Task statement:
Determine how many lines include the string "this". Output that number only.

Data items:
'''

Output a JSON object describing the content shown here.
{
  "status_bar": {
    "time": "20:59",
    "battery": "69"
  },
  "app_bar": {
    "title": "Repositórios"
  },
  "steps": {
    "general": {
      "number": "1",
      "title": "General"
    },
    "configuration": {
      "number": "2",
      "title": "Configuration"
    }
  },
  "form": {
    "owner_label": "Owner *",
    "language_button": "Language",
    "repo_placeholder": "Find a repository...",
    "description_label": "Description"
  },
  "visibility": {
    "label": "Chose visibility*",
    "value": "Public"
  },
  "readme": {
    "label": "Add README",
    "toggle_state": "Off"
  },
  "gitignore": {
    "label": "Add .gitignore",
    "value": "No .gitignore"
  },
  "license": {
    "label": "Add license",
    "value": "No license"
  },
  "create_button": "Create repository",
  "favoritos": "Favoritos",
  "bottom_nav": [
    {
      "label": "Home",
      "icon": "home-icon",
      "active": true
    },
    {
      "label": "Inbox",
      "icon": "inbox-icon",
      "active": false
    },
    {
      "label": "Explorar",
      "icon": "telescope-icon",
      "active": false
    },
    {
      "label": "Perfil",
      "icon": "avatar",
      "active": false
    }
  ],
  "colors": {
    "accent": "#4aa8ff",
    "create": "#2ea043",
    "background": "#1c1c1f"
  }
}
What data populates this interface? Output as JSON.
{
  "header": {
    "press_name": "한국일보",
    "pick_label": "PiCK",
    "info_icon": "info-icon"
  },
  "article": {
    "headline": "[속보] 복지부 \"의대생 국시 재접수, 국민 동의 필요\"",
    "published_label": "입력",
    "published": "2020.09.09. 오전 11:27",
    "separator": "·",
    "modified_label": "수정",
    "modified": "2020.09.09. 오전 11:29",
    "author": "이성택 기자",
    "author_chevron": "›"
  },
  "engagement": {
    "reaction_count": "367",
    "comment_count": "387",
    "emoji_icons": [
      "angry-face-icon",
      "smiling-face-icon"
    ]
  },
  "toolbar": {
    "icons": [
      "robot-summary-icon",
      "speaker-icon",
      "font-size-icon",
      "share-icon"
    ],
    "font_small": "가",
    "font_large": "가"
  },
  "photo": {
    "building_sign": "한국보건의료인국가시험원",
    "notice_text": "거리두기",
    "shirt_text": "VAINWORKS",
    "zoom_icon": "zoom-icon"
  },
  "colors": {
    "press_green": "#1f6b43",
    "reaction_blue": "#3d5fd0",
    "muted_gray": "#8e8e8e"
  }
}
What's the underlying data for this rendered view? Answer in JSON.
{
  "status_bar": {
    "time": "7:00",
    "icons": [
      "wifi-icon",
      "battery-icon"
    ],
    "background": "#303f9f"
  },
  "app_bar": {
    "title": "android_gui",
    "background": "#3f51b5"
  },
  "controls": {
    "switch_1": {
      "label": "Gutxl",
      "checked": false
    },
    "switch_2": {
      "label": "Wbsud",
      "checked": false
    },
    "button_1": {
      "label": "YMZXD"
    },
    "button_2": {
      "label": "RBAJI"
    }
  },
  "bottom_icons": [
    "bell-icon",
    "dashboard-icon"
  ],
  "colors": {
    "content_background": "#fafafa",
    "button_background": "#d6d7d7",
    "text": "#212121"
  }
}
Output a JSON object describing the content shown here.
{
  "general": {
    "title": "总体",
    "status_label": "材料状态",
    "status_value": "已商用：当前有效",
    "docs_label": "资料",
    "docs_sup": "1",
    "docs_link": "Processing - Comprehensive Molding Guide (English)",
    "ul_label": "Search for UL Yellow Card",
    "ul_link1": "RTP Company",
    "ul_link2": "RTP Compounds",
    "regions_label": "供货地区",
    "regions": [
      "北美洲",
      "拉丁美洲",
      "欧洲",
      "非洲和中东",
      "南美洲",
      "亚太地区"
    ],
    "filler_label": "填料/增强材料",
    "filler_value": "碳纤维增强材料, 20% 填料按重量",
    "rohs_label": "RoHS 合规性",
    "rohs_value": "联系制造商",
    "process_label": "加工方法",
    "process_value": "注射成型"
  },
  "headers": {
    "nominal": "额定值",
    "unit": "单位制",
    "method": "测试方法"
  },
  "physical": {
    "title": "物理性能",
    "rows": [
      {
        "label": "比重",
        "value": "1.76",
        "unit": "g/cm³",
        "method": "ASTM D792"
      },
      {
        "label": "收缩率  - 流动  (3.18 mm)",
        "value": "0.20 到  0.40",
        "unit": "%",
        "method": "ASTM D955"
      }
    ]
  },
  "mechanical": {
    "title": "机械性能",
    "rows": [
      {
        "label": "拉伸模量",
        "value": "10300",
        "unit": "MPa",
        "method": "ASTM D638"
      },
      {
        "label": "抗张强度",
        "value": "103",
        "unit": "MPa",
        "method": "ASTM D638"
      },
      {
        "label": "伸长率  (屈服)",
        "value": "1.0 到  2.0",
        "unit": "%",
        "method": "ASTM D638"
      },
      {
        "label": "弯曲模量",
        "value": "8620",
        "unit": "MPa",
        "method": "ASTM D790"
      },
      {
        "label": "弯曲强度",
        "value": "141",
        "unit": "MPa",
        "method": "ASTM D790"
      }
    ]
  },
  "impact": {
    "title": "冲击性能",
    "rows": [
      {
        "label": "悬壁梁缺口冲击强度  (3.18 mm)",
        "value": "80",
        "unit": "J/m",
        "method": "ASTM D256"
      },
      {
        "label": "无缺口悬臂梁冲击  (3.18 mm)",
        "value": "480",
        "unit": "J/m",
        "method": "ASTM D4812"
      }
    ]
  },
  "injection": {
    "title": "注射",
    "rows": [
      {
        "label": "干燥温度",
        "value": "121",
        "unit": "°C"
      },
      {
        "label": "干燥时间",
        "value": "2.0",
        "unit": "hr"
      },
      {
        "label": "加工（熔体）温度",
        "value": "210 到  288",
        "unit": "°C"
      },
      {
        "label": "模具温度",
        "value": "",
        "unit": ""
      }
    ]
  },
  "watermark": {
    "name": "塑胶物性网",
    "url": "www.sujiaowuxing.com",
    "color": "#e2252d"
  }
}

'''

Exercise answer:
2